>> BEGIN Dataset content

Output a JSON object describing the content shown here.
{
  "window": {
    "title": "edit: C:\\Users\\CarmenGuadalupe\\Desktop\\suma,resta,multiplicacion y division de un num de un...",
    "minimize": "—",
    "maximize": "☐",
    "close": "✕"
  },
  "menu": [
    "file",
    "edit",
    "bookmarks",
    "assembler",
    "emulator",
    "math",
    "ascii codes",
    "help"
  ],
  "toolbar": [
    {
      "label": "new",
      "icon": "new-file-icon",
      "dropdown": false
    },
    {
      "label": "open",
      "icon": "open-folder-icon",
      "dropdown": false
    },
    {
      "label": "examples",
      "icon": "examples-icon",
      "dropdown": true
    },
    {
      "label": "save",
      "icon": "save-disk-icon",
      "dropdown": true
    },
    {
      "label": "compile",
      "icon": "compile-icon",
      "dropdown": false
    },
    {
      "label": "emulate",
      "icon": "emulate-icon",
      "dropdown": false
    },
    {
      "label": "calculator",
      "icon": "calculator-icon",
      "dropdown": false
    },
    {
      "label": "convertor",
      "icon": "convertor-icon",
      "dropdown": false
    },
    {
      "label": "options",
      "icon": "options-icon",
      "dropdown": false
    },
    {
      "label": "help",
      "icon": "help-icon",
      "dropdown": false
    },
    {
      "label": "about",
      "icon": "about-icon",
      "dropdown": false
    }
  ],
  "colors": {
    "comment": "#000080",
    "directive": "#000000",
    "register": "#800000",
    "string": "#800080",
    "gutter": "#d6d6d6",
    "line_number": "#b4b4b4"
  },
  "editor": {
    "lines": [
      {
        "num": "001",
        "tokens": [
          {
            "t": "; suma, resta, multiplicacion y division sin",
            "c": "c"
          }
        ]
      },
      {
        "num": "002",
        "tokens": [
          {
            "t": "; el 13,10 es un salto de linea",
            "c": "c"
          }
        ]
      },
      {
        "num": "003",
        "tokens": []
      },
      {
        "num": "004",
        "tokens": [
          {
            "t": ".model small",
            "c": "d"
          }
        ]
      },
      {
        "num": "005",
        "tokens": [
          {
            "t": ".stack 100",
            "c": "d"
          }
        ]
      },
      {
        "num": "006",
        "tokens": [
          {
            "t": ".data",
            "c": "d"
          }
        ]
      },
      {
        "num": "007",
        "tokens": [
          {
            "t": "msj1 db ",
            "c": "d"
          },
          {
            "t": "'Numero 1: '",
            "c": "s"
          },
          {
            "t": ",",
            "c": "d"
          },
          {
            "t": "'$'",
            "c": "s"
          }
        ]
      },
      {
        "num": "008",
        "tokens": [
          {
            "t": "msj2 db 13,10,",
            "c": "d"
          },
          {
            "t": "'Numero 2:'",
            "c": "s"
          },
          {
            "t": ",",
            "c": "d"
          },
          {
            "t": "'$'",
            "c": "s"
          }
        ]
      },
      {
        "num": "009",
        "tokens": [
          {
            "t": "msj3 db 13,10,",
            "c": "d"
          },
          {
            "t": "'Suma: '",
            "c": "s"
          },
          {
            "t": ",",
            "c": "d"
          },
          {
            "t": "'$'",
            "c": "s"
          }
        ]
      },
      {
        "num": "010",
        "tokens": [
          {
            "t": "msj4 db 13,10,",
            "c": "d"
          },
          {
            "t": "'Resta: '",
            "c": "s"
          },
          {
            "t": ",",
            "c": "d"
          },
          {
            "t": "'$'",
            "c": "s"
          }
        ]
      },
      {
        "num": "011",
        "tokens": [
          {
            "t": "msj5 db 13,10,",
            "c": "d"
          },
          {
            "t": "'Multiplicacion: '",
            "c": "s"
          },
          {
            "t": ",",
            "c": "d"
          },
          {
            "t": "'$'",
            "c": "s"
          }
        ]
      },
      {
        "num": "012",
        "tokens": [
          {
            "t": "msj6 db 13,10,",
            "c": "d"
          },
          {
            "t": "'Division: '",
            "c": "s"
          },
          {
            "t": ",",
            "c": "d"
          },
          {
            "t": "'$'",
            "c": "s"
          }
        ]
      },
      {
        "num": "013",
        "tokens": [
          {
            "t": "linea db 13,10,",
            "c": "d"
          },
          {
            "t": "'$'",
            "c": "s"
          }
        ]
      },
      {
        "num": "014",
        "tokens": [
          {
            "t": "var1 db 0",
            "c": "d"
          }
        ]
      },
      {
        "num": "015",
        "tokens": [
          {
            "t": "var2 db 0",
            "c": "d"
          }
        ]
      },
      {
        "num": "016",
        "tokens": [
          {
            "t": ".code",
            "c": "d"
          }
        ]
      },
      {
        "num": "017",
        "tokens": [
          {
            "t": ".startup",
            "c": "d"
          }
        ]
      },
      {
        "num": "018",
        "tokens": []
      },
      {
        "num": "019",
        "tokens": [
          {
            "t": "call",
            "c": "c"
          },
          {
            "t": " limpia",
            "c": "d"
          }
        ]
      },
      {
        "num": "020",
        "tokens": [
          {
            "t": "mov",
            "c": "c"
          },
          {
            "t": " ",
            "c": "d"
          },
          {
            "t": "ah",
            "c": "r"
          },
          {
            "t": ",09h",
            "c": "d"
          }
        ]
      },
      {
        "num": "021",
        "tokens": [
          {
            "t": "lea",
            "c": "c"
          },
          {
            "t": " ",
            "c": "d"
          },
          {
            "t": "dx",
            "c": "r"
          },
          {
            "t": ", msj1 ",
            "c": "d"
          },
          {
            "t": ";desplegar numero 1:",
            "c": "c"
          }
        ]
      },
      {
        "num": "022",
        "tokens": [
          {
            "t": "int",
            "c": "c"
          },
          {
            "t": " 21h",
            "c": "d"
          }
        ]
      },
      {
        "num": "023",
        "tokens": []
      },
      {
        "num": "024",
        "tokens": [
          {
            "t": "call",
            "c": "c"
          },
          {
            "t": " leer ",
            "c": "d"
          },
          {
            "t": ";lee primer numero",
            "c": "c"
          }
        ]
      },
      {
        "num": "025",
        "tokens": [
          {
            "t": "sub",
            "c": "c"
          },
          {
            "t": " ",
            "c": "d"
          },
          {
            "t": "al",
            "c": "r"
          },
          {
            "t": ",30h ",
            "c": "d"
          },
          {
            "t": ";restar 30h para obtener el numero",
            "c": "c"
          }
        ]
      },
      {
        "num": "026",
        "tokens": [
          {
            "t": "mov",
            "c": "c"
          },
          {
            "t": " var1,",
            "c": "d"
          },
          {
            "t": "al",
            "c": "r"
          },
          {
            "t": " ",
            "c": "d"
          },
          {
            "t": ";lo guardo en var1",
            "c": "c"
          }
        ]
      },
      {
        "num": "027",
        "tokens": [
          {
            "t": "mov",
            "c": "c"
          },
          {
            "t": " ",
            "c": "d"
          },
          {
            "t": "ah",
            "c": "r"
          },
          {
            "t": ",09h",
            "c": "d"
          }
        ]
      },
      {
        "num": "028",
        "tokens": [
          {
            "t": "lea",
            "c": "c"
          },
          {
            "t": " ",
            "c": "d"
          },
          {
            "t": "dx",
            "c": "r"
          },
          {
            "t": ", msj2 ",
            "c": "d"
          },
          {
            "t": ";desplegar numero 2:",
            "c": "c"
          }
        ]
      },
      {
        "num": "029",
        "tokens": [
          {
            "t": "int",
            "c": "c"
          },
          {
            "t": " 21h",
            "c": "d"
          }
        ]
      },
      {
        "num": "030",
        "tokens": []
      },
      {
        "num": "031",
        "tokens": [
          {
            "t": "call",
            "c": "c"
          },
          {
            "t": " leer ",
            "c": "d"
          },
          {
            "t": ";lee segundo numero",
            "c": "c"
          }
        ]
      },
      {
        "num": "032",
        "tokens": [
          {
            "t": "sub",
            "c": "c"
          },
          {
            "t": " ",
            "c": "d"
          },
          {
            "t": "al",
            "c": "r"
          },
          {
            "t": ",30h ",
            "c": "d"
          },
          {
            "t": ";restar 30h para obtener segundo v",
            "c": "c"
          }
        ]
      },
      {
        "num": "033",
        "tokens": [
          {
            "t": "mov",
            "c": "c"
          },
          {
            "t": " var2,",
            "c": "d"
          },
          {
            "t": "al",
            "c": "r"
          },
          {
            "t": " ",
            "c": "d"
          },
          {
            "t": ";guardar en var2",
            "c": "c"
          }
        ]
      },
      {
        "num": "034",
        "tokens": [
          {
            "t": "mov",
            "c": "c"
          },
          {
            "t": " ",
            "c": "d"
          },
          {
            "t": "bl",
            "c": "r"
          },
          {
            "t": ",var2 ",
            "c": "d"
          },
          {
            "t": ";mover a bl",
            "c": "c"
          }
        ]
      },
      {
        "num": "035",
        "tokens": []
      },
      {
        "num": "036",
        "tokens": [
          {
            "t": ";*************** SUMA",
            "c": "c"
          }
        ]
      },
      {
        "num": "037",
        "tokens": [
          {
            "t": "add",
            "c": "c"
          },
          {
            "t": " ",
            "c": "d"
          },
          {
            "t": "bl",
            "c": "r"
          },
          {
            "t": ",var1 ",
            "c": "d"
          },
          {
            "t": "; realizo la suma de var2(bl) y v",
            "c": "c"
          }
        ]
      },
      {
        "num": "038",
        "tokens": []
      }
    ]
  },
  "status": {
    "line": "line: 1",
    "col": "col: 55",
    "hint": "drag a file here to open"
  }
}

>> END Dataset content

Task: Extract each line from the listing that holds the word "calculator".

Answer:
      "label": "calculator",
      "icon": "calculator-icon",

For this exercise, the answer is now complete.